## Exercise directions
Find the lines containing "yang" and say how many there are, with no other words.

Start of Input records

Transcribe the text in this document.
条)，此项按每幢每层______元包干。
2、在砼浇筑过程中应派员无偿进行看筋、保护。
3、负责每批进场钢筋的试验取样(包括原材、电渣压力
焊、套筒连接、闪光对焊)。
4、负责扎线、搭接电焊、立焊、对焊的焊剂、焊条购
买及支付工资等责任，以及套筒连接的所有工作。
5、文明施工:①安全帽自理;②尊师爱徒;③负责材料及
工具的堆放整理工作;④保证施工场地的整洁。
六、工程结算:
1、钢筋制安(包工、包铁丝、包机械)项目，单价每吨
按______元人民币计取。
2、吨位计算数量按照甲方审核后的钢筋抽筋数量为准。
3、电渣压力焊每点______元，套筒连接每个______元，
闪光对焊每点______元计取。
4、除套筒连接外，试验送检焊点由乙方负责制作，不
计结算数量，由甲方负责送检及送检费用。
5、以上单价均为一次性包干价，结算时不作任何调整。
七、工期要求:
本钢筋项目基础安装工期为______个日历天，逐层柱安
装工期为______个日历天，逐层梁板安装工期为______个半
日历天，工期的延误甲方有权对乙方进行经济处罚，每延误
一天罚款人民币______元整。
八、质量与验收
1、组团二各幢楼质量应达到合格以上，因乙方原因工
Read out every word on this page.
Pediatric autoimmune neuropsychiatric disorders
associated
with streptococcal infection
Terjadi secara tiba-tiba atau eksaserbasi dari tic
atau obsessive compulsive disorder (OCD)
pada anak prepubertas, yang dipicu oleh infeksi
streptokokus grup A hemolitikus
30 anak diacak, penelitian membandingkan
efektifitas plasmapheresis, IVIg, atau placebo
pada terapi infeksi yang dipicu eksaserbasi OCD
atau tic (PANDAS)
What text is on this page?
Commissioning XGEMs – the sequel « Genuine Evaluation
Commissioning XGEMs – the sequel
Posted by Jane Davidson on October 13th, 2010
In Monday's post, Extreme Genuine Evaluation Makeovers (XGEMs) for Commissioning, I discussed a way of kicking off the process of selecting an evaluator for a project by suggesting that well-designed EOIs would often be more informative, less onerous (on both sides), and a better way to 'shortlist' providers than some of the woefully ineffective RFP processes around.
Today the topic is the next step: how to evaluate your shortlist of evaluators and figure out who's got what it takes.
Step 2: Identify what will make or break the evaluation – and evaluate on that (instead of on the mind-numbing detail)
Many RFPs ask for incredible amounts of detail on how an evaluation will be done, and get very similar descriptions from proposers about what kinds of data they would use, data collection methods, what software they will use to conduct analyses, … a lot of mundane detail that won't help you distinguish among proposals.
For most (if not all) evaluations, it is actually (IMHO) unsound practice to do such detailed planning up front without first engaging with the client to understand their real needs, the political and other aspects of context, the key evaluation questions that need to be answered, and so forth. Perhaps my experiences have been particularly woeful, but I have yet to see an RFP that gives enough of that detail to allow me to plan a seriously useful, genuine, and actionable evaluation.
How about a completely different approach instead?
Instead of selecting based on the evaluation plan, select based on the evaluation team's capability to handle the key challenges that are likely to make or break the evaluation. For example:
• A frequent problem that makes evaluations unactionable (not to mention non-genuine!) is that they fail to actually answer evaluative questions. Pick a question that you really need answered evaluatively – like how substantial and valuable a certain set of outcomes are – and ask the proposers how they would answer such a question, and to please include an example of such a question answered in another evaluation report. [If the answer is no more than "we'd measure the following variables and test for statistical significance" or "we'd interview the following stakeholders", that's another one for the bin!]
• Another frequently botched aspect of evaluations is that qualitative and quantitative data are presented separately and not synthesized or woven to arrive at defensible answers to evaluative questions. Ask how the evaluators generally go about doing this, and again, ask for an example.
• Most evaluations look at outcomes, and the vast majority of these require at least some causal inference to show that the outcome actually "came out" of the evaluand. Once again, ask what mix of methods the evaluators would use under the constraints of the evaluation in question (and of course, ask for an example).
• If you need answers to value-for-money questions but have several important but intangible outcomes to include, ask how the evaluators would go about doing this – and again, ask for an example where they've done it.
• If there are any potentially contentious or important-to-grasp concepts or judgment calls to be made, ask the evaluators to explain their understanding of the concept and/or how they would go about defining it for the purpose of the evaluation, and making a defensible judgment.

End of Input records

## Expected output
2